---------- ENTRIES SHOWN ----------

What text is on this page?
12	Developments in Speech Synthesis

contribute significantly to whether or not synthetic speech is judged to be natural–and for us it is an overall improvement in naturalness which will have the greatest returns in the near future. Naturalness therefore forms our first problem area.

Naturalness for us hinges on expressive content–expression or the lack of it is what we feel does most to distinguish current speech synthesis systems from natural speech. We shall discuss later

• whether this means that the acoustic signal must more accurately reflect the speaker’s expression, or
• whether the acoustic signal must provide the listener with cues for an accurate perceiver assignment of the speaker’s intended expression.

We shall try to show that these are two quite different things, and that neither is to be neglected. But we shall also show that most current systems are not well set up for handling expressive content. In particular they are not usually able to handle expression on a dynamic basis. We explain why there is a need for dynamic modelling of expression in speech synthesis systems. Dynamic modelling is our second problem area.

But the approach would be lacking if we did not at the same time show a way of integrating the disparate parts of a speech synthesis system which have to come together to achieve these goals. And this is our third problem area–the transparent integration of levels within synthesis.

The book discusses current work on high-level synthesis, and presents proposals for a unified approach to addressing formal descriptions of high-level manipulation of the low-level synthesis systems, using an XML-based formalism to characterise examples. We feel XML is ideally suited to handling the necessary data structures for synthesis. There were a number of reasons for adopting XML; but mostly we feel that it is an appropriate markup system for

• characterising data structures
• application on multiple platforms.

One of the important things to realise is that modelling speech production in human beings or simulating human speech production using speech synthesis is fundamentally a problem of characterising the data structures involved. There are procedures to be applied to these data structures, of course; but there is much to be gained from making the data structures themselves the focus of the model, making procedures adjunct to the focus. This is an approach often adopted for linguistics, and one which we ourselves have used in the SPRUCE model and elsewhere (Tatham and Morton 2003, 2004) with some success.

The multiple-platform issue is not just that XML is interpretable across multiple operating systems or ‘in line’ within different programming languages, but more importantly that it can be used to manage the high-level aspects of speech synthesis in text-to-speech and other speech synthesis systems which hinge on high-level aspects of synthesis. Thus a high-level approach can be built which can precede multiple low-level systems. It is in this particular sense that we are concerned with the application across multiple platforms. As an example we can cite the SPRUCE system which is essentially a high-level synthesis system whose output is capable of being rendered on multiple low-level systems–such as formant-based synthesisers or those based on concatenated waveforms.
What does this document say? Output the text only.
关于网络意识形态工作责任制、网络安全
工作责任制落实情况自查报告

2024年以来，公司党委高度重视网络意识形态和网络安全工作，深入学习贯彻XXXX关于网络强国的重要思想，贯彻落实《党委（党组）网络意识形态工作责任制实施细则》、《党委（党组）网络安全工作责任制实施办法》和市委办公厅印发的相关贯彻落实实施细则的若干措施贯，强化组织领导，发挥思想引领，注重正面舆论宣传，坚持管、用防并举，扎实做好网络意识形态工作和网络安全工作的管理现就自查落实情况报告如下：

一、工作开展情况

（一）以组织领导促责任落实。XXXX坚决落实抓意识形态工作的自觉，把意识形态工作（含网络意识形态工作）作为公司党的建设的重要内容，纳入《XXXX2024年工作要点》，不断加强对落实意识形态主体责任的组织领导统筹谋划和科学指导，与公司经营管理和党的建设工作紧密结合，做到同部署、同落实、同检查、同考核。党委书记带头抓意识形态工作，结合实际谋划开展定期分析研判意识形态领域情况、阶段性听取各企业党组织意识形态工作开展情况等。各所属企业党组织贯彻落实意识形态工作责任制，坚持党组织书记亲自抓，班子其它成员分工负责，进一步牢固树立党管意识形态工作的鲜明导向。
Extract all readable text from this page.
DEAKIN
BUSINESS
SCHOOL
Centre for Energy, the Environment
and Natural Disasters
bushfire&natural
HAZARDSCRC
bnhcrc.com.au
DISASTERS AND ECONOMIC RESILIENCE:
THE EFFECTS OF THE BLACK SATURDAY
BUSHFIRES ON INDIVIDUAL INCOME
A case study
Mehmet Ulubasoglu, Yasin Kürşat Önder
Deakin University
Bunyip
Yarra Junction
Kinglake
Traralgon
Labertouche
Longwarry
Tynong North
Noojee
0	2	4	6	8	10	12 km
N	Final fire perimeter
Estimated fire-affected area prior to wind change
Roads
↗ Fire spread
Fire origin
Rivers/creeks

----------

* WHAT TO PRODUCE *
Determine how many of the lines above hold the word "area", and output that number by itself.

* EXERCISE ANSWER *
4